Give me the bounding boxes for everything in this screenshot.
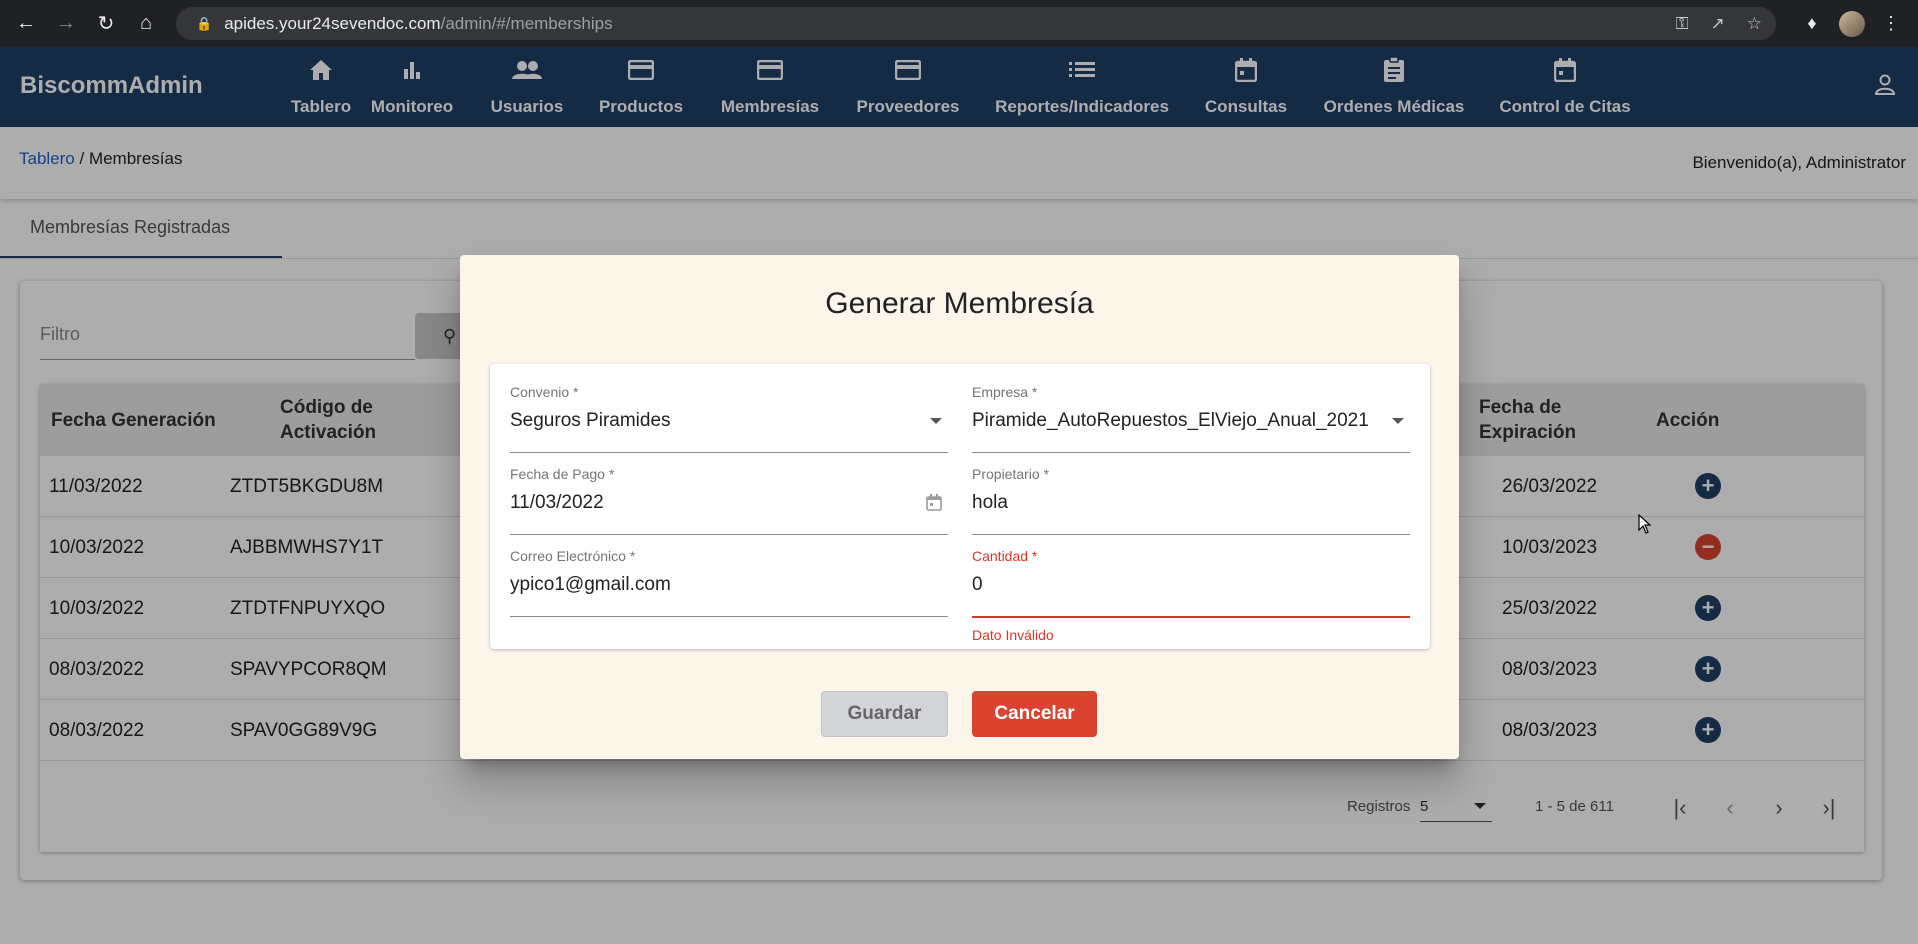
cancel-button[interactable]: Cancelar	[972, 691, 1097, 737]
empresa-label: Empresa *	[972, 384, 1038, 400]
extensions-icon[interactable]: ♦	[1796, 0, 1828, 47]
browser-menu-icon[interactable]: ⋮	[1876, 0, 1906, 47]
fecha-pago-label: Fecha de Pago *	[510, 466, 615, 482]
propietario-field[interactable]: Propietario * hola	[972, 466, 1410, 536]
browser-toolbar: ← → ↻ ⌂ 🔒 apides.your24sevendoc.com/admi…	[0, 0, 1918, 47]
url-actions: ⚿ ↗ ☆	[1676, 7, 1762, 40]
star-icon[interactable]: ☆	[1747, 14, 1762, 34]
cantidad-field[interactable]: Cantidad * 0 Dato Inválido	[972, 548, 1410, 643]
forward-icon[interactable]: →	[46, 0, 86, 47]
email-label: Correo Electrónico *	[510, 548, 636, 564]
mouse-cursor-icon	[1638, 513, 1652, 539]
save-button[interactable]: Guardar	[821, 691, 948, 737]
address-bar[interactable]: 🔒 apides.your24sevendoc.com/admin/#/memb…	[176, 7, 1776, 40]
propietario-value: hola	[972, 492, 1008, 513]
reload-icon[interactable]: ↻	[86, 0, 126, 47]
home-browser-icon[interactable]: ⌂	[126, 0, 166, 47]
profile-avatar[interactable]	[1836, 0, 1868, 47]
dialog-title: Generar Membresía	[825, 287, 1094, 320]
calendar-icon[interactable]	[926, 494, 942, 516]
fecha-pago-value: 11/03/2022	[510, 492, 604, 513]
email-field[interactable]: Correo Electrónico * ypico1@gmail.com	[510, 548, 948, 618]
chevron-down-icon	[930, 418, 942, 424]
empresa-value: Piramide_AutoRepuestos_ElViejo_Anual_202…	[972, 410, 1369, 431]
share-icon[interactable]: ↗	[1711, 14, 1725, 34]
cantidad-error: Dato Inválido	[972, 627, 1054, 643]
convenio-value: Seguros Piramides	[510, 410, 671, 431]
key-icon[interactable]: ⚿	[1676, 14, 1689, 34]
lock-icon: 🔒	[196, 15, 213, 31]
convenio-select[interactable]: Convenio * Seguros Piramides	[510, 384, 948, 454]
propietario-label: Propietario *	[972, 466, 1050, 482]
cantidad-value: 0	[972, 574, 983, 595]
fecha-pago-field[interactable]: Fecha de Pago * 11/03/2022	[510, 466, 948, 536]
email-value: ypico1@gmail.com	[510, 574, 671, 595]
chevron-down-icon	[1392, 418, 1404, 424]
cantidad-label: Cantidad *	[972, 548, 1038, 564]
url-path: /admin/#/memberships	[440, 13, 613, 33]
generate-membership-dialog: Generar Membresía Convenio * Seguros Pir…	[460, 255, 1459, 759]
empresa-select[interactable]: Empresa * Piramide_AutoRepuestos_ElViejo…	[972, 384, 1410, 454]
membership-form: Convenio * Seguros Piramides Empresa * P…	[490, 364, 1430, 649]
back-icon[interactable]: ←	[6, 0, 46, 47]
url-host: apides.your24sevendoc.com	[224, 13, 441, 33]
convenio-label: Convenio *	[510, 384, 579, 400]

* [Requirement]
Please reproduce these lines with "Dato Inválido" swapped for "Valor Inválido" everywhere it occurs, keeping everything else the same. Leave out the pictures.

* [Solution to the problem]
Give me the bounding boxes for everything in this screenshot.
cancel-button[interactable]: Cancelar	[972, 691, 1097, 737]
empresa-label: Empresa *	[972, 384, 1038, 400]
extensions-icon[interactable]: ♦	[1796, 0, 1828, 47]
browser-menu-icon[interactable]: ⋮	[1876, 0, 1906, 47]
fecha-pago-label: Fecha de Pago *	[510, 466, 615, 482]
propietario-field[interactable]: Propietario * hola	[972, 466, 1410, 536]
browser-toolbar: ← → ↻ ⌂ 🔒 apides.your24sevendoc.com/admi…	[0, 0, 1918, 47]
url-actions: ⚿ ↗ ☆	[1676, 7, 1762, 40]
star-icon[interactable]: ☆	[1747, 14, 1762, 34]
cantidad-field[interactable]: Cantidad * 0 Valor Inválido	[972, 548, 1410, 643]
forward-icon[interactable]: →	[46, 0, 86, 47]
email-label: Correo Electrónico *	[510, 548, 636, 564]
mouse-cursor-icon	[1638, 513, 1652, 539]
save-button[interactable]: Guardar	[821, 691, 948, 737]
address-bar[interactable]: 🔒 apides.your24sevendoc.com/admin/#/memb…	[176, 7, 1776, 40]
propietario-value: hola	[972, 492, 1008, 513]
reload-icon[interactable]: ↻	[86, 0, 126, 47]
home-browser-icon[interactable]: ⌂	[126, 0, 166, 47]
profile-avatar[interactable]	[1836, 0, 1868, 47]
dialog-title: Generar Membresía	[825, 287, 1094, 320]
calendar-icon[interactable]	[926, 494, 942, 516]
fecha-pago-value: 11/03/2022	[510, 492, 604, 513]
email-field[interactable]: Correo Electrónico * ypico1@gmail.com	[510, 548, 948, 618]
chevron-down-icon	[930, 418, 942, 424]
empresa-value: Piramide_AutoRepuestos_ElViejo_Anual_202…	[972, 410, 1369, 431]
share-icon[interactable]: ↗	[1711, 14, 1725, 34]
cantidad-error: Valor Inválido	[972, 627, 1054, 643]
convenio-value: Seguros Piramides	[510, 410, 671, 431]
key-icon[interactable]: ⚿	[1676, 14, 1689, 34]
lock-icon: 🔒	[196, 15, 213, 31]
convenio-select[interactable]: Convenio * Seguros Piramides	[510, 384, 948, 454]
propietario-label: Propietario *	[972, 466, 1050, 482]
cantidad-value: 0	[972, 574, 983, 595]
fecha-pago-field[interactable]: Fecha de Pago * 11/03/2022	[510, 466, 948, 536]
email-value: ypico1@gmail.com	[510, 574, 671, 595]
chevron-down-icon	[1392, 418, 1404, 424]
cantidad-label: Cantidad *	[972, 548, 1038, 564]
url-path: /admin/#/memberships	[440, 13, 613, 33]
generate-membership-dialog: Generar Membresía Convenio * Seguros Pir…	[460, 255, 1459, 759]
empresa-select[interactable]: Empresa * Piramide_AutoRepuestos_ElViejo…	[972, 384, 1410, 454]
membership-form: Convenio * Seguros Piramides Empresa * P…	[490, 364, 1430, 649]
back-icon[interactable]: ←	[6, 0, 46, 47]
url-host: apides.your24sevendoc.com	[224, 13, 441, 33]
convenio-label: Convenio *	[510, 384, 579, 400]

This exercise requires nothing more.